[GOAL]:
Pull out every line below holding the word "наследования".

[RECORDS]:
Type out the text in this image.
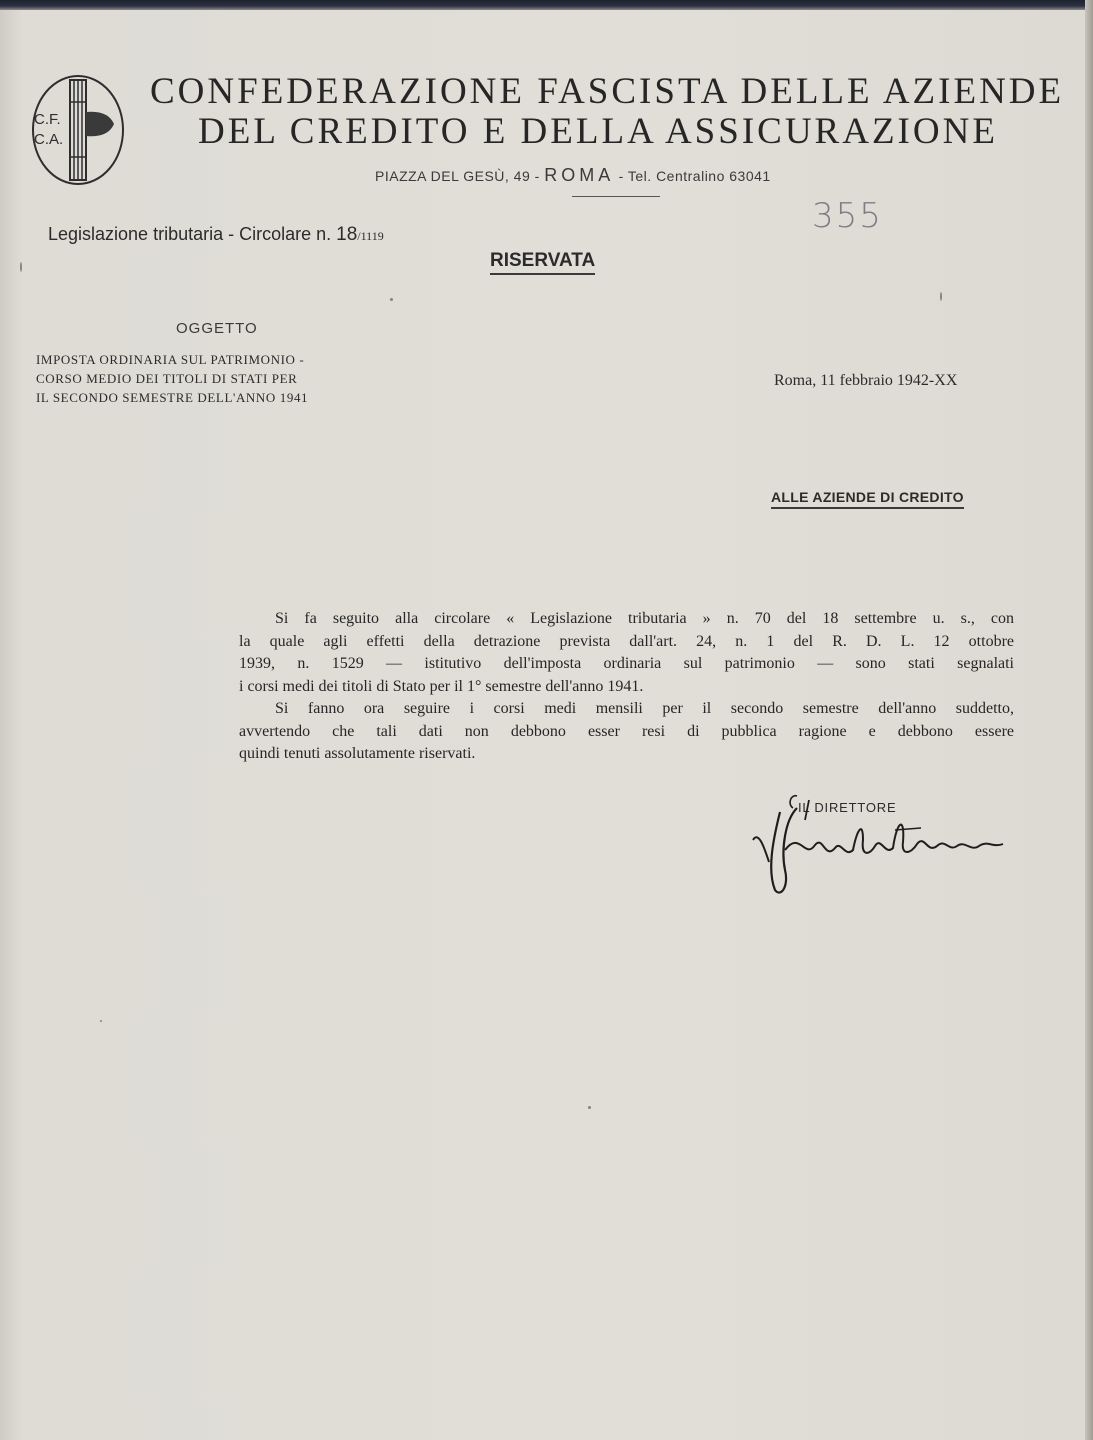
C.F.
C.A.
CONFEDERAZIONE FASCISTA DELLE AZIENDE
DEL CREDITO E DELLA ASSICURAZIONE
PIAZZA DEL GESÙ, 49 - ROMA - Tel. Centralino 63041
Legislazione tributaria - Circolare n. 18/1119	355
RISERVATA
OGGETTO
IMPOSTA ORDINARIA SUL PATRIMONIO -
CORSO MEDIO DEI TITOLI DI STATI PER
IL SECONDO SEMESTRE DELL'ANNO 1941
Roma, 11 febbraio 1942-XX
ALLE AZIENDE DI CREDITO
Si fa seguito alla circolare « Legislazione tributaria » n. 70 del 18 settembre u. s., con
la quale agli effetti della detrazione prevista dall'art. 24, n. 1 del R. D. L. 12 ottobre
1939, n. 1529 — istitutivo dell'imposta ordinaria sul patrimonio — sono stati segnalati
i corsi medi dei titoli di Stato per il 1° semestre dell'anno 1941.
Si fanno ora seguire i corsi medi mensili per il secondo semestre dell'anno suddetto,
avvertendo che tali dati non debbono esser resi di pubblica ragione e debbono essere
quindi tenuti assolutamente riservati.
IL DIRETTORE
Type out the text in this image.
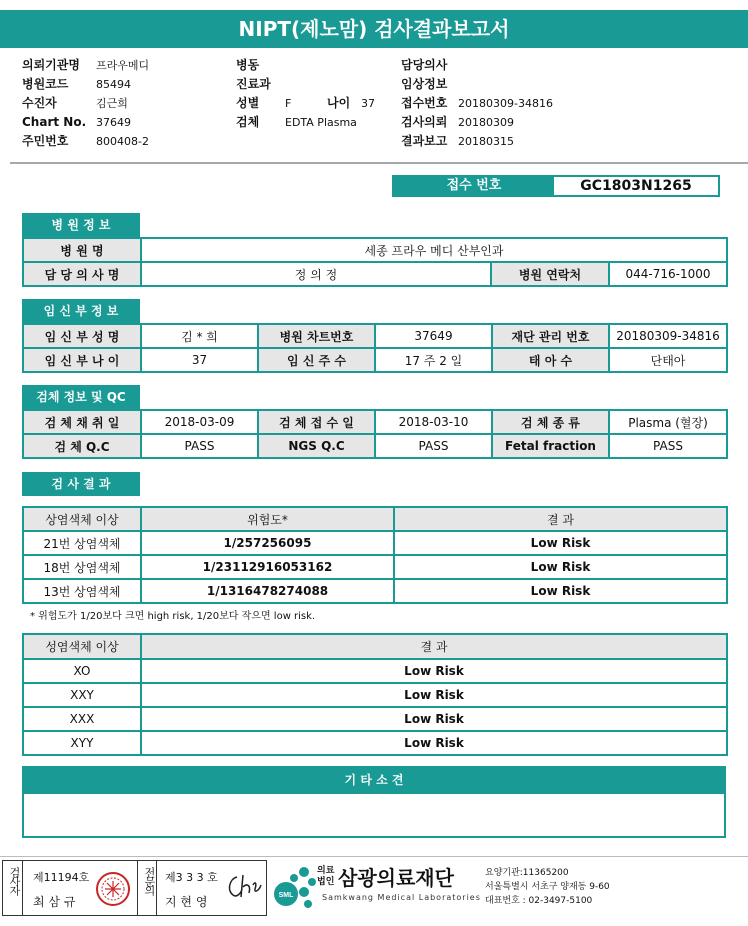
NIPT(제노맘) 검사결과보고서
의뢰기관명 프라우메디
병원코드	85494
수진자	김근희
Chart No. 37649
주민번호	800408-2
병동
진료과
성별 F	나이 37
검체 EDTA Plasma
담당의사
임상정보
접수번호 20180309-34816
검사의뢰 20180309
결과보고 20180315
접수 번호	GC1803N1265
병 원 정 보
병 원 명	세종 프라우 메디 산부인과		
담 당 의 사 명	정 의 정	병원 연락처	044-716-1000
임 신 부 정 보
임 신 부 성 명	김 * 희	병원 차트번호	37649	재단 관리 번호	20180309-34816
임 신 부 나 이	37	임 신 주 수	17 주 2 일	태 아 수	단태아
검체 정보 및 QC
검 체 채 취 일	2018-03-09	검 체 접 수 일	2018-03-10	검 체 종 류	Plasma (혈장)
검 체 Q.C	PASS	NGS Q.C	PASS	Fetal fraction	PASS
검 사 결 과
상염색체 이상	위험도*	결 과
21번 상염색체	1/257256095	Low Risk
18번 상염색체	1/23112916053162	Low Risk
13번 상염색체	1/1316478274088	Low Risk
* 위험도가 1/20보다 크면 high risk, 1/20보다 작으면 low risk.
성염색체 이상	결 과
XO	Low Risk
XXY	Low Risk
XXX	Low Risk
XYY	Low Risk
기 타 소 견
검사자 제11194호
최 삼 규
전문의 제3 3 3 호
지 현 영	SML
의료
법인 삼광의료재단
Samkwang Medical Laboratories
요양기관:11365200
서울특별시 서초구 양재동 9-60
대표번호 : 02-3497-5100
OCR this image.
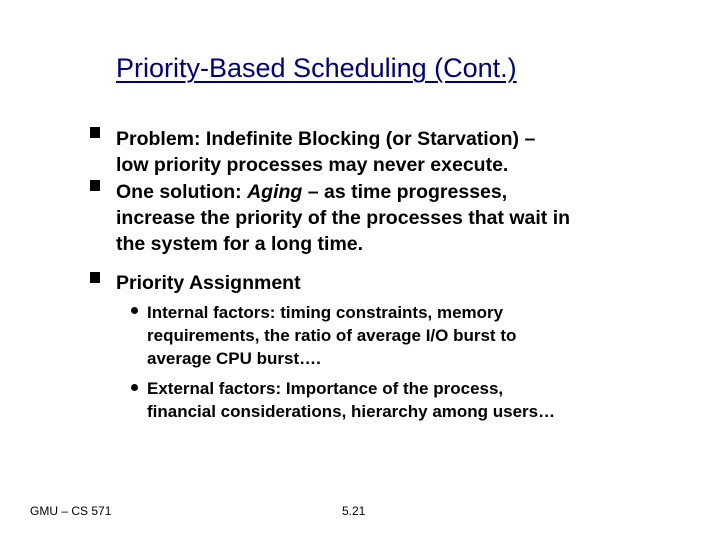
Priority-Based Scheduling (Cont.)
Problem: Indefinite Blocking (or Starvation) –
low priority processes may never execute.
One solution: Aging – as time progresses,
increase the priority of the processes that wait in
the system for a long time.
Priority Assignment
Internal factors: timing constraints, memory
requirements, the ratio of average I/O burst to
average CPU burst….
External factors: Importance of the process,
financial considerations, hierarchy among users…
GMU – CS 571	5.21
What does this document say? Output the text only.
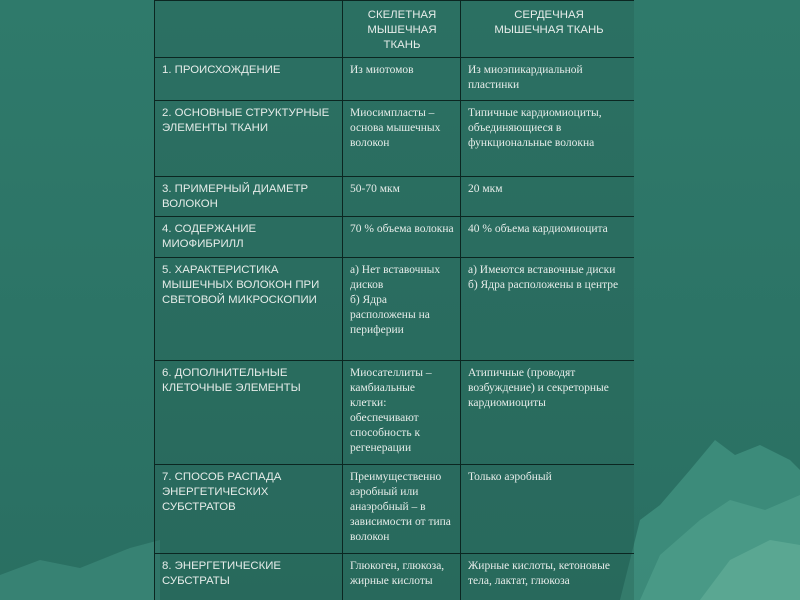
	СКЕЛЕТНАЯ
МЫШЕЧНАЯ
ТКАНЬ	СЕРДЕЧНАЯ
МЫШЕЧНАЯ ТКАНЬ
1. ПРОИСХОЖДЕНИЕ	Из миотомов	Из миоэпикардиальной пластинки
2. ОСНОВНЫЕ СТРУКТУРНЫЕ ЭЛЕМЕНТЫ ТКАНИ	Миосимпласты – основа мышечных волокон	Типичные кардиомиоциты, объединяющиеся в функциональные волокна
3. ПРИМЕРНЫЙ ДИАМЕТР ВОЛОКОН	50-70 мкм	20 мкм
4. СОДЕРЖАНИЕ МИОФИБРИЛЛ	70 % объема волокна	40 % объема кардиомиоцита
5. ХАРАКТЕРИСТИКА МЫШЕЧНЫХ ВОЛОКОН ПРИ СВЕТОВОЙ МИКРОСКОПИИ	а) Нет вставочных дисков
б) Ядра расположены на периферии	а) Имеются вставочные диски
б) Ядра расположены в центре
6. ДОПОЛНИТЕЛЬНЫЕ КЛЕТОЧНЫЕ ЭЛЕМЕНТЫ	Миосателлиты – камбиальные клетки: обеспечивают способность к регенерации	Атипичные (проводят возбуждение) и секреторные кардиомиоциты
7. СПОСОБ РАСПАДА ЭНЕРГЕТИЧЕСКИХ СУБСТРАТОВ	Преимущественно аэробный или анаэробный – в зависимости от типа волокон	Только аэробный
8. ЭНЕРГЕТИЧЕСКИЕ СУБСТРАТЫ	Глюкоген, глюкоза, жирные кислоты	Жирные кислоты, кетоновые тела, лактат, глюкоза
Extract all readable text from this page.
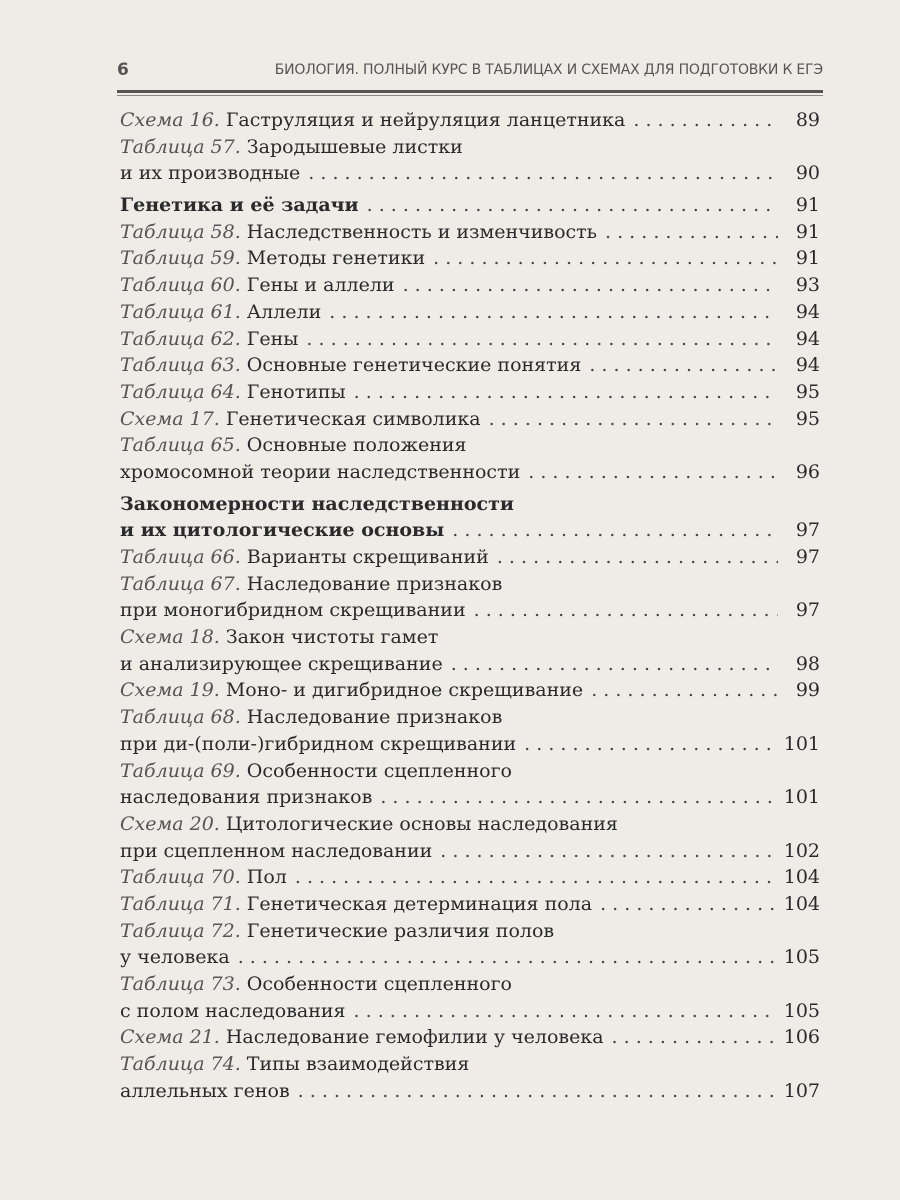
6	БИОЛОГИЯ. ПОЛНЫЙ КУРС В ТАБЛИЦАХ И СХЕМАХ ДЛЯ ПОДГОТОВКИ К ЕГЭ
Схема 16. Гаструляция и нейруляция ланцетника . . .	89
Таблица 57. Зародышевые листки
и их производные . . .	90
Генетика и её задачи . . .	91
Таблица 58. Наследственность и изменчивость . . .	91
Таблица 59. Методы генетики . . .	91
Таблица 60. Гены и аллели . . .	93
Таблица 61. Аллели . . .	94
Таблица 62. Гены . . .	94
Таблица 63. Основные генетические понятия . . .	94
Таблица 64. Генотипы . . .	95
Схема 17. Генетическая символика . . .	95
Таблица 65. Основные положения
хромосомной теории наследственности . . .	96
Закономерности наследственности
и их цитологические основы . . .	97
Таблица 66. Варианты скрещиваний . . .	97
Таблица 67. Наследование признаков
при моногибридном скрещивании . . .	97
Схема 18. Закон чистоты гамет
и анализирующее скрещивание . . .	98
Схема 19. Моно- и дигибридное скрещивание . . .	99
Таблица 68. Наследование признаков
при ди-(поли-)гибридном скрещивании . . .	101
Таблица 69. Особенности сцепленного
наследования признаков . . .	101
Схема 20. Цитологические основы наследования
при сцепленном наследовании . . .	102
Таблица 70. Пол . . .	104
Таблица 71. Генетическая детерминация пола . . .	104
Таблица 72. Генетические различия полов
у человека . . .	105
Таблица 73. Особенности сцепленного
с полом наследования . . .	105
Схема 21. Наследование гемофилии у человека . . .	106
Таблица 74. Типы взаимодействия
аллельных генов . . .	107
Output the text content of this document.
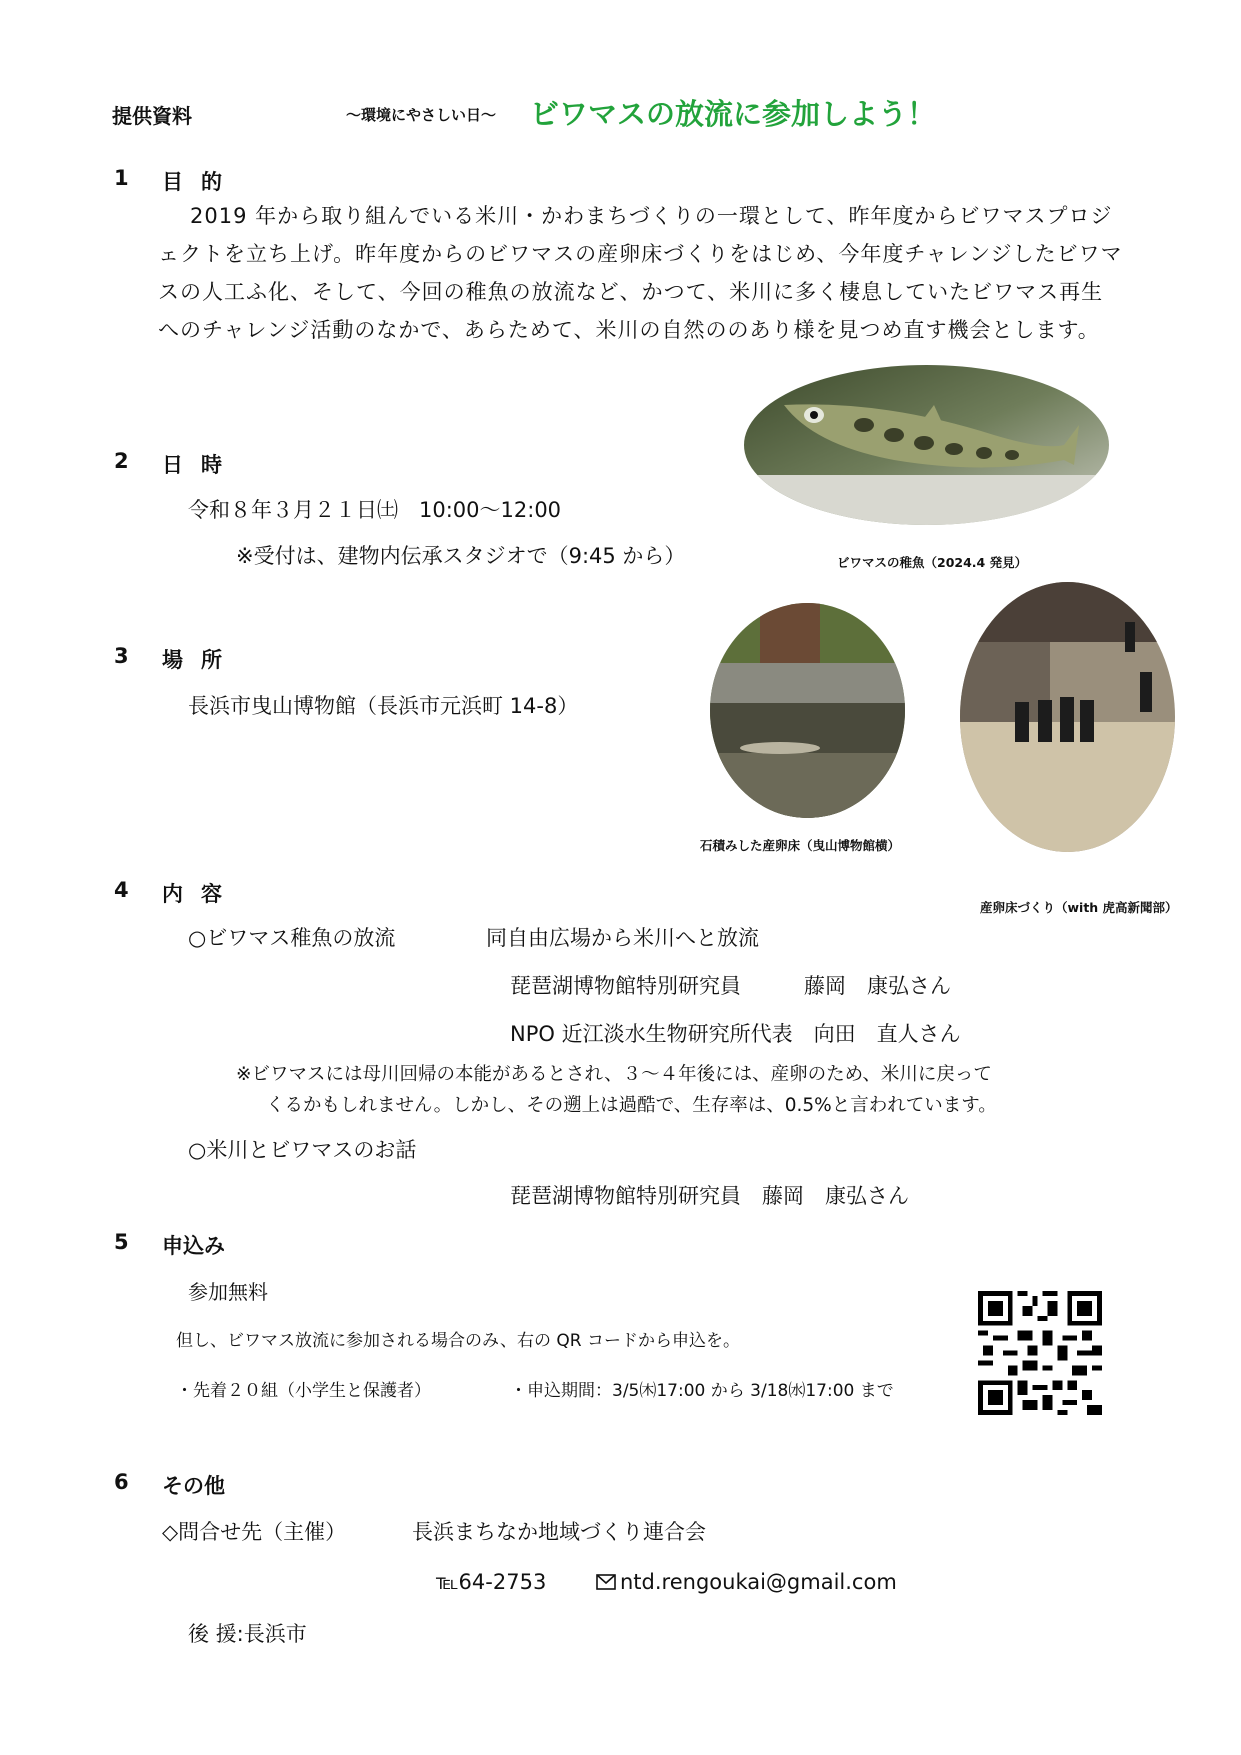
提供資料	〜環境にやさしい日〜 ビワマスの放流に参加しよう！
1 目的
2019 年から取り組んでいる米川・かわまちづくりの一環として、昨年度からビワマスプロジェクトを立ち上げ。昨年度からのビワマスの産卵床づくりをはじめ、今年度チャレンジしたビワマスの人工ふ化、そして、今回の稚魚の放流など、かつて、米川に多く棲息していたビワマス再生へのチャレンジ活動のなかで、あらためて、米川の自然ののあり様を見つめ直す機会とします。
ビワマスの稚魚（2024.4 発見）
2 日時
令和８年３月２１日㈯　10:00〜12:00
※受付は、建物内伝承スタジオで（9:45 から）
石積みした産卵床（曳山博物館横）
産卵床づくり（with 虎高新聞部）
3 場所
長浜市曳山博物館（長浜市元浜町 14-8）
4 内容
○ビワマス稚魚の放流	同自由広場から米川へと放流
琵琶湖博物館特別研究員　　　藤岡　康弘さん
NPO 近江淡水生物研究所代表　向田　直人さん
※ビワマスには母川回帰の本能があるとされ、３〜４年後には、産卵のため、米川に戻って
くるかもしれません。しかし、その遡上は過酷で、生存率は、0.5%と言われています。
○米川とビワマスのお話
琵琶湖博物館特別研究員　藤岡　康弘さん
5 申込み
参加無料
但し、ビワマス放流に参加される場合のみ、右の QR コードから申込を。
・先着２０組（小学生と保護者）	・申込期間：3/5㈭17:00 から 3/18㈬17:00 まで
6 その他
◇問合せ先（主催）	長浜まちなか地域づくり連合会
℡64-2753	ntd.rengoukai@gmail.com
後 援:長浜市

[EXERCISE ANSWER]:
наследования признаков . . .	101
Схема 20. Цитологические основы наследования
с полом наследования . . .	105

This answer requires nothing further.